**DATA SHOWN**
━━━━━━━━━━

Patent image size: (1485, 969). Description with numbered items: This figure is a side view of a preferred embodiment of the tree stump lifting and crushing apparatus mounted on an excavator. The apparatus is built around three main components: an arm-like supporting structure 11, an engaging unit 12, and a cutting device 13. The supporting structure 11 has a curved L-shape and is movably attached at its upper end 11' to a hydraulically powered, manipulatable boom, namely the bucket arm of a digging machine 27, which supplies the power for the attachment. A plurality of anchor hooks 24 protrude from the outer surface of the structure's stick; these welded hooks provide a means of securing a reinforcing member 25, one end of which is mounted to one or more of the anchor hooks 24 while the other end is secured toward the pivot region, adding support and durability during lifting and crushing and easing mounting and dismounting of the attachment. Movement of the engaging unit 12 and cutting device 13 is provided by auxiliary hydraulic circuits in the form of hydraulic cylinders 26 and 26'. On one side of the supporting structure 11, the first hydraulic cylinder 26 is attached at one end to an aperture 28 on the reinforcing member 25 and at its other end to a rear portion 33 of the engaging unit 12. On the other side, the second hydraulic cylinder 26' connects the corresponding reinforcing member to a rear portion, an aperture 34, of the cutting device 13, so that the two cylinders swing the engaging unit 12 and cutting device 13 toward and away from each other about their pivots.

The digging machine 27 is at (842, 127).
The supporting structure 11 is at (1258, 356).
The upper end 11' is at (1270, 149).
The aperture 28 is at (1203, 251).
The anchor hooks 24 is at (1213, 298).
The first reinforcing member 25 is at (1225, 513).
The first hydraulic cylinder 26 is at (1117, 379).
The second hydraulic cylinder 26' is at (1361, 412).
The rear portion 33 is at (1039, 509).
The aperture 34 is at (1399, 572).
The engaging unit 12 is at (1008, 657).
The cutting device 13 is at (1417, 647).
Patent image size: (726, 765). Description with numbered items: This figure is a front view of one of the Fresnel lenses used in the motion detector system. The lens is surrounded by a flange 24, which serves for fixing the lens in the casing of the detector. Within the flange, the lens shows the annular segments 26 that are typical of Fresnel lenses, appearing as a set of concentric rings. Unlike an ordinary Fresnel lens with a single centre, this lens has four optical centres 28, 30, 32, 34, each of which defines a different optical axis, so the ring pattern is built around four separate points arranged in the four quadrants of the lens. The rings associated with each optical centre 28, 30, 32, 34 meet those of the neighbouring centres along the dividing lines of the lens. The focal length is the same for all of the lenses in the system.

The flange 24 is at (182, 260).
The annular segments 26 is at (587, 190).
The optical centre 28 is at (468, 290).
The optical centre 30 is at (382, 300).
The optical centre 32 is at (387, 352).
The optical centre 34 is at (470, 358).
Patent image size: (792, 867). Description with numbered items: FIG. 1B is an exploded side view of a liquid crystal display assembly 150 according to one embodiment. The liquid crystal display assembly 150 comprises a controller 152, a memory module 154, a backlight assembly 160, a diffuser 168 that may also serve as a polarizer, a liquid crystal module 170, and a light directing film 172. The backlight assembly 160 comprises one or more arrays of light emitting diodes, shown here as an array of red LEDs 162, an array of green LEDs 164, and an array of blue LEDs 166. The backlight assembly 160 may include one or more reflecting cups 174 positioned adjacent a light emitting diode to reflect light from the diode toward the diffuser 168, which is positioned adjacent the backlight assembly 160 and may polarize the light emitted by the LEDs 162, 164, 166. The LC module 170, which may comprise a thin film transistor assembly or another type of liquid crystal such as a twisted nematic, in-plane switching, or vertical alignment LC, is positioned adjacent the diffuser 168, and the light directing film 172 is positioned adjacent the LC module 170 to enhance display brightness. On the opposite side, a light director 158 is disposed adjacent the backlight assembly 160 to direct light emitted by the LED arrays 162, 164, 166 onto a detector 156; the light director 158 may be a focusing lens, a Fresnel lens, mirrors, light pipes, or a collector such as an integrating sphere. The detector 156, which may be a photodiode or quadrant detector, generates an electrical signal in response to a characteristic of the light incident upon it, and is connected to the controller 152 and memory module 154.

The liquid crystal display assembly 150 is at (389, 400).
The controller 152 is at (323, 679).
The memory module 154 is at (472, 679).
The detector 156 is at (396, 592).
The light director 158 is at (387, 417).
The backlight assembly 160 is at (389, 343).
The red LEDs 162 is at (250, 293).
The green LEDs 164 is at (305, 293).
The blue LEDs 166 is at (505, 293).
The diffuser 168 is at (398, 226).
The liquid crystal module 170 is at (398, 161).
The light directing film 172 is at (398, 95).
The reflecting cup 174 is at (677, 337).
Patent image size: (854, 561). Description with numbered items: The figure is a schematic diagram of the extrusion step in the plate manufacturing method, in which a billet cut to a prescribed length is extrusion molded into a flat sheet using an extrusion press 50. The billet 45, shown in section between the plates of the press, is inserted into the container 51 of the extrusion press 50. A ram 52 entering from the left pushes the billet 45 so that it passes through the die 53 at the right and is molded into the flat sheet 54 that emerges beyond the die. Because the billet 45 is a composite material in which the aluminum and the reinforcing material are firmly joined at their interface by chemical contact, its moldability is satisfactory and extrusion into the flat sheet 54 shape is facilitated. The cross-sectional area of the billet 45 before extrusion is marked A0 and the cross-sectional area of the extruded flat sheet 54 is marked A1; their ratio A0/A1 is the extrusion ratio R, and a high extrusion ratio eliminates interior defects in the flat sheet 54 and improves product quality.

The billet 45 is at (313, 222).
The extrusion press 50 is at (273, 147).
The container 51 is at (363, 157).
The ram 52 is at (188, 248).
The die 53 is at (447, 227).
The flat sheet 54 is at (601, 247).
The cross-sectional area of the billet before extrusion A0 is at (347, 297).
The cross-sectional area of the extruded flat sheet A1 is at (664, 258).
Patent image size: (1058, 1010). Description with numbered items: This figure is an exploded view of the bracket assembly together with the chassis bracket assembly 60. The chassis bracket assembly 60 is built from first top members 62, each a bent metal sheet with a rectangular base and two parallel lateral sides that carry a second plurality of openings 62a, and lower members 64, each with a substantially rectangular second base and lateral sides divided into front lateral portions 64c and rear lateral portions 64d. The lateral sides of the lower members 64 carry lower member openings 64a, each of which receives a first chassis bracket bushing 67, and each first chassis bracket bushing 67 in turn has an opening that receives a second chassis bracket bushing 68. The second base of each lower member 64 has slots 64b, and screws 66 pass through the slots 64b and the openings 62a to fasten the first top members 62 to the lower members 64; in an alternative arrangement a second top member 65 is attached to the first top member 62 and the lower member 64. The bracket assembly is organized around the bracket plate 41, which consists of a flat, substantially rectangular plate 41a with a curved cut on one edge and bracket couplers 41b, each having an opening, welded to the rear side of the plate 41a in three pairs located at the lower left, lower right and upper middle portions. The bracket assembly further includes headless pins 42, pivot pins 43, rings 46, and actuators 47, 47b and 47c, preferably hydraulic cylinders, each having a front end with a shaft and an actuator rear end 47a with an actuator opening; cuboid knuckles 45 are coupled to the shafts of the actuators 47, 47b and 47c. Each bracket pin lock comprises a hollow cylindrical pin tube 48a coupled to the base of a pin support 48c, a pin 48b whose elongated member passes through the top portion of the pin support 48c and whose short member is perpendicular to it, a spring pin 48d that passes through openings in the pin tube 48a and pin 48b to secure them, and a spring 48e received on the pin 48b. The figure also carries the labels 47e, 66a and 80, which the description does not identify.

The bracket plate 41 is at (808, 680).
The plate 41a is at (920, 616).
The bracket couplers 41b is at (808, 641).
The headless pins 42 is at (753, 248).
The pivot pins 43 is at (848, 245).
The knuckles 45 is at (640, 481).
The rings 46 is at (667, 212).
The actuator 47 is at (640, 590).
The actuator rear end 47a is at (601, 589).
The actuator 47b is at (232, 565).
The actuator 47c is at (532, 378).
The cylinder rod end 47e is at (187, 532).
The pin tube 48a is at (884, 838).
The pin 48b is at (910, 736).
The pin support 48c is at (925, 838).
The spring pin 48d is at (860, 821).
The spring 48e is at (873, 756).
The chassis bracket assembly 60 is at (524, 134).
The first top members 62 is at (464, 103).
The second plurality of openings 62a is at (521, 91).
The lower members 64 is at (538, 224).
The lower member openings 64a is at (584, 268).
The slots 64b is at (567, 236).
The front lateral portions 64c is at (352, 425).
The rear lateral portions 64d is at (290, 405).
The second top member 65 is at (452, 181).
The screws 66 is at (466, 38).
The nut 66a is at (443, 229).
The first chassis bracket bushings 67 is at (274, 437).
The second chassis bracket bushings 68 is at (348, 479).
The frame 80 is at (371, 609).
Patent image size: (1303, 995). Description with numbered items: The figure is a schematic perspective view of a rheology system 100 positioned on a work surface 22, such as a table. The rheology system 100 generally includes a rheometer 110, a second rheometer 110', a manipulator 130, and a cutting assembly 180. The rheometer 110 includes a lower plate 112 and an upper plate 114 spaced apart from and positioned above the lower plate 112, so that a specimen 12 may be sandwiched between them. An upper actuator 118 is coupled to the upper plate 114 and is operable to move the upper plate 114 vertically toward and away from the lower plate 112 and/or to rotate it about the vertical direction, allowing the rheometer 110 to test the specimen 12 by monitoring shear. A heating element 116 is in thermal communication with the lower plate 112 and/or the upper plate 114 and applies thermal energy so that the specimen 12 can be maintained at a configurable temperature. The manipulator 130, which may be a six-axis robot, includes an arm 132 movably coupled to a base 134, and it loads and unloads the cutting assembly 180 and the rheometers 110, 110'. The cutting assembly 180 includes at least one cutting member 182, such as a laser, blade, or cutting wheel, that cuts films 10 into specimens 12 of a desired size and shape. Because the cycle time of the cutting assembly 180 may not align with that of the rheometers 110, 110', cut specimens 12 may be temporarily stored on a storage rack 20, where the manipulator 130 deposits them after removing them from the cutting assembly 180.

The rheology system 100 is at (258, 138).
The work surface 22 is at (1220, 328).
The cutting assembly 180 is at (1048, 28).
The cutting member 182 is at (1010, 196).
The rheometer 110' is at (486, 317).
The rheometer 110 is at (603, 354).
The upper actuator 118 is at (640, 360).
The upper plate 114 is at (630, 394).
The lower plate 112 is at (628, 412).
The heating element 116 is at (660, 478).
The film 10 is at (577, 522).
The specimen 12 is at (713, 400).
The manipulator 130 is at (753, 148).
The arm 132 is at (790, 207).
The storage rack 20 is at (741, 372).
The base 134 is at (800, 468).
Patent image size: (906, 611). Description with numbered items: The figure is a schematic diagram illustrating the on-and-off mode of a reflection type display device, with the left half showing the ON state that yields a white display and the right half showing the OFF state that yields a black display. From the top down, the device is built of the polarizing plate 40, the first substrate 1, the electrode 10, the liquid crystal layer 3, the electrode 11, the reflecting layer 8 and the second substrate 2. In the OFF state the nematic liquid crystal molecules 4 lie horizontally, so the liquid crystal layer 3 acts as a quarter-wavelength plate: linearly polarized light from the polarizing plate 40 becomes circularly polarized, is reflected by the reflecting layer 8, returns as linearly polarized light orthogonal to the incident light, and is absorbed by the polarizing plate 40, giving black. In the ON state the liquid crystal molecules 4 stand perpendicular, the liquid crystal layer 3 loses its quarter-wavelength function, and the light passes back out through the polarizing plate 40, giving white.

━━━━━━━━━━

**AIM**
Reproduce the records above word for word, everything from the very first line down through the line containing "The first hydraulic cylinder 26 is at (1117, 379).", including that line.

**REPLY**
Patent image size: (1485, 969). Description with numbered items: This figure is a side view of a preferred embodiment of the tree stump lifting and crushing apparatus mounted on an excavator. The apparatus is built around three main components: an arm-like supporting structure 11, an engaging unit 12, and a cutting device 13. The supporting structure 11 has a curved L-shape and is movably attached at its upper end 11' to a hydraulically powered, manipulatable boom, namely the bucket arm of a digging machine 27, which supplies the power for the attachment. A plurality of anchor hooks 24 protrude from the outer surface of the structure's stick; these welded hooks provide a means of securing a reinforcing member 25, one end of which is mounted to one or more of the anchor hooks 24 while the other end is secured toward the pivot region, adding support and durability during lifting and crushing and easing mounting and dismounting of the attachment. Movement of the engaging unit 12 and cutting device 13 is provided by auxiliary hydraulic circuits in the form of hydraulic cylinders 26 and 26'. On one side of the supporting structure 11, the first hydraulic cylinder 26 is attached at one end to an aperture 28 on the reinforcing member 25 and at its other end to a rear portion 33 of the engaging unit 12. On the other side, the second hydraulic cylinder 26' connects the corresponding reinforcing member to a rear portion, an aperture 34, of the cutting device 13, so that the two cylinders swing the engaging unit 12 and cutting device 13 toward and away from each other about their pivots.

The digging machine 27 is at (842, 127).
The supporting structure 11 is at (1258, 356).
The upper end 11' is at (1270, 149).
The aperture 28 is at (1203, 251).
The anchor hooks 24 is at (1213, 298).
The first reinforcing member 25 is at (1225, 513).
The first hydraulic cylinder 26 is at (1117, 379).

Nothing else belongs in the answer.